● RECORDS PROVIDED:
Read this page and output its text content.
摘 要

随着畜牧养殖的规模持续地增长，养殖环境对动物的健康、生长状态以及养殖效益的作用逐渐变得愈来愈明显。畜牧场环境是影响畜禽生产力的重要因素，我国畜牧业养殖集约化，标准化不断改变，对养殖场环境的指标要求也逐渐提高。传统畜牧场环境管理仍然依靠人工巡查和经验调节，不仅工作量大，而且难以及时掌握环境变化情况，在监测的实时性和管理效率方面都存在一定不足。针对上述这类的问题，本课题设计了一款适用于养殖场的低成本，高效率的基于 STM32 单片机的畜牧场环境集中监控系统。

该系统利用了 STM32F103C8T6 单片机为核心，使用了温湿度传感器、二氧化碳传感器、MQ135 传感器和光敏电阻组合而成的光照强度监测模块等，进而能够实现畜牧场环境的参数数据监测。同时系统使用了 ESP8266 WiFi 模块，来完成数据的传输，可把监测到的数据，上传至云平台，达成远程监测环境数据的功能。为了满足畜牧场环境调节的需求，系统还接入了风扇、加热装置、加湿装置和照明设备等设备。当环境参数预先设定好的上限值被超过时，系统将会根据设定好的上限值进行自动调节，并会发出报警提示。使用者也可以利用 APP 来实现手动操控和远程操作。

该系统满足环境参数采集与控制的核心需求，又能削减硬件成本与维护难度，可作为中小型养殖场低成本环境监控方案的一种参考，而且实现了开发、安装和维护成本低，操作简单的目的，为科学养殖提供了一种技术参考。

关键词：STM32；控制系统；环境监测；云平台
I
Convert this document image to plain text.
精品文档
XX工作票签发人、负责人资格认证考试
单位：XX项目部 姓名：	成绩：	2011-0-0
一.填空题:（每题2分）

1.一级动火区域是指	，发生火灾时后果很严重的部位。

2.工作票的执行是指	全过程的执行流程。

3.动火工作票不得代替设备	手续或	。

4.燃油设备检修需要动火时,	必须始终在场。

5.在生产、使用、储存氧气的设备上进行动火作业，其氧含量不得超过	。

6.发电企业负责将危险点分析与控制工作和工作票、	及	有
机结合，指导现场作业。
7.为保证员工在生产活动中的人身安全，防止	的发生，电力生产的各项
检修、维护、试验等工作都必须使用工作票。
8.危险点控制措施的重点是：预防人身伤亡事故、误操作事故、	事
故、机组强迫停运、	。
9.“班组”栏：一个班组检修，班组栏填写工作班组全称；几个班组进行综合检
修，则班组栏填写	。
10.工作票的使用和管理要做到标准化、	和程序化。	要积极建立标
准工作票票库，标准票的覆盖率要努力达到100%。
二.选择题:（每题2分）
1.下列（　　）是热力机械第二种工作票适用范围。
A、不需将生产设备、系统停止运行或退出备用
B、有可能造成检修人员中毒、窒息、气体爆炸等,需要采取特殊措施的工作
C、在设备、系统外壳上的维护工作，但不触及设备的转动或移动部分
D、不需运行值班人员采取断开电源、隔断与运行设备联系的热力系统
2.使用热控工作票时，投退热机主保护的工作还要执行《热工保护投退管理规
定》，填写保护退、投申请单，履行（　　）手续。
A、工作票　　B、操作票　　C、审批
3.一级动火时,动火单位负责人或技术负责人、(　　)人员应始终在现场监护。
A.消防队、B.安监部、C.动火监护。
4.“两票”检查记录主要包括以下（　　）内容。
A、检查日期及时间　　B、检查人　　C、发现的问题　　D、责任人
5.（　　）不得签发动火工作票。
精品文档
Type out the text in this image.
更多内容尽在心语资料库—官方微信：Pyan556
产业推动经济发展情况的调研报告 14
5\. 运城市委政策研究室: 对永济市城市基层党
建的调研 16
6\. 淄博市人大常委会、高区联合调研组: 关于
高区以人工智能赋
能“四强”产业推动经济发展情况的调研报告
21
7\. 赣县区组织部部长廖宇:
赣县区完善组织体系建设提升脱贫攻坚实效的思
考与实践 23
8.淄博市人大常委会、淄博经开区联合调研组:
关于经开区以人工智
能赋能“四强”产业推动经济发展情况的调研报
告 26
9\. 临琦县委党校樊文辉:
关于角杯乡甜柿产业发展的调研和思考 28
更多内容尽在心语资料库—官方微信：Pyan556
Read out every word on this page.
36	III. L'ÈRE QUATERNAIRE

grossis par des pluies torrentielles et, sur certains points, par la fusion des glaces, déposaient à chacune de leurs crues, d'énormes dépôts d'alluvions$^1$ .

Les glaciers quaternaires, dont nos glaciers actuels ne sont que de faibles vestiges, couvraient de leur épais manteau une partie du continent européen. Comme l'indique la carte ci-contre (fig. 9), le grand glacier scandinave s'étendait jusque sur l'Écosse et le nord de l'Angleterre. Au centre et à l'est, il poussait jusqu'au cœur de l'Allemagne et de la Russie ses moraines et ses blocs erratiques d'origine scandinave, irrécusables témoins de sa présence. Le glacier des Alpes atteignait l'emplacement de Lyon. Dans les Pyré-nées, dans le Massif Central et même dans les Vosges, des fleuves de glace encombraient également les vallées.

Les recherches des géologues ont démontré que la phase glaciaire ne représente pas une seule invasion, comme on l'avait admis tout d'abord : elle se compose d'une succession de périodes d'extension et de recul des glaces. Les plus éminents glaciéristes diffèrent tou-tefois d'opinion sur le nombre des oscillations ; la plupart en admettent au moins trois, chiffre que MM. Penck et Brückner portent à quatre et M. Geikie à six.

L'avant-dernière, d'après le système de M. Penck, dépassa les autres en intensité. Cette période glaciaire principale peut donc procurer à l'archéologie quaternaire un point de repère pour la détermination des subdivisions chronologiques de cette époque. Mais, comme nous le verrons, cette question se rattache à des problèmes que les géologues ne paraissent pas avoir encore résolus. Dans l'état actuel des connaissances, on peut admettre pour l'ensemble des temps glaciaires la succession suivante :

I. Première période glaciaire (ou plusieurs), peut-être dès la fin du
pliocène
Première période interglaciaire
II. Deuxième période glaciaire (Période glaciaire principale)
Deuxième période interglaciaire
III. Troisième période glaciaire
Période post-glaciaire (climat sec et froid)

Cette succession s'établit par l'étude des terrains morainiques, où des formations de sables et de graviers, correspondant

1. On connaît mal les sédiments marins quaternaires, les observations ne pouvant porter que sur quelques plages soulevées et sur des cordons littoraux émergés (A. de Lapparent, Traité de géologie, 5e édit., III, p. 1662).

● DIRECTIONS:
Gather all lines from the records above in which "淄博市人大常委会" appears.

● THE OUTPUT:
6\. 淄博市人大常委会、高区联合调研组: 关于
8.淄博市人大常委会、淄博经开区联合调研组:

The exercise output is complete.